_TASK PROMPT_: Exactly reproduce each record listed below.

## Begin

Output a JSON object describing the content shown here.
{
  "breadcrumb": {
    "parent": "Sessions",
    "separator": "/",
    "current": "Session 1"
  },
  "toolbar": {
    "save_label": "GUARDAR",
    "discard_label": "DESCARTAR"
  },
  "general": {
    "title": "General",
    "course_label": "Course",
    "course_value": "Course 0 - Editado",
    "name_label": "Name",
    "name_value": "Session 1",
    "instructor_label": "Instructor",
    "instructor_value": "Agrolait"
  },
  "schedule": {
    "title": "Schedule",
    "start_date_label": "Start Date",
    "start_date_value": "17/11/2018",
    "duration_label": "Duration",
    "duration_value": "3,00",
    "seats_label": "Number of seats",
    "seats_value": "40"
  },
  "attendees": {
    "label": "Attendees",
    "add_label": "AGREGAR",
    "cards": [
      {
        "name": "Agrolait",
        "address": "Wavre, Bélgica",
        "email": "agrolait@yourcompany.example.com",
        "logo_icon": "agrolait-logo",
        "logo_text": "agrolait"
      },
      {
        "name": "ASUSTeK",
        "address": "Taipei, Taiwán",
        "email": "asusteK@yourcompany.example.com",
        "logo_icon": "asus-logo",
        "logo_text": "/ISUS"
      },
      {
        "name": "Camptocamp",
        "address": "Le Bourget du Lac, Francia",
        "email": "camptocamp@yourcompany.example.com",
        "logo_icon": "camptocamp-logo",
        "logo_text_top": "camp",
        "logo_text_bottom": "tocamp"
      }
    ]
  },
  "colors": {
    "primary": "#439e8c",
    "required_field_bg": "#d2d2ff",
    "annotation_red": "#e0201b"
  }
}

## End

_SOLUTION_:
Output a JSON object describing the content shown here.
{
  "breadcrumb": {
    "parent": "Sessions",
    "separator": "/",
    "current": "Session 1"
  },
  "toolbar": {
    "save_label": "GUARDAR",
    "discard_label": "DESCARTAR"
  },
  "general": {
    "title": "General",
    "course_label": "Course",
    "course_value": "Course 0 - Editado",
    "name_label": "Name",
    "name_value": "Session 1",
    "instructor_label": "Instructor",
    "instructor_value": "Agrolait"
  },
  "schedule": {
    "title": "Schedule",
    "start_date_label": "Start Date",
    "start_date_value": "17/11/2018",
    "duration_label": "Duration",
    "duration_value": "3,00",
    "seats_label": "Number of seats",
    "seats_value": "40"
  },
  "attendees": {
    "label": "Attendees",
    "add_label": "AGREGAR",
    "cards": [
      {
        "name": "Agrolait",
        "address": "Wavre, Bélgica",
        "email": "agrolait@yourcompany.example.com",
        "logo_icon": "agrolait-logo",
        "logo_text": "agrolait"
      },
      {
        "name": "ASUSTeK",
        "address": "Taipei, Taiwán",
        "email": "asusteK@yourcompany.example.com",
        "logo_icon": "asus-logo",
        "logo_text": "/ISUS"
      },
      {
        "name": "Camptocamp",
        "address": "Le Bourget du Lac, Francia",
        "email": "camptocamp@yourcompany.example.com",
        "logo_icon": "camptocamp-logo",
        "logo_text_top": "camp",
        "logo_text_bottom": "tocamp"
      }
    ]
  },
  "colors": {
    "primary": "#439e8c",
    "required_field_bg": "#d2d2ff",
    "annotation_red": "#e0201b"
  }
}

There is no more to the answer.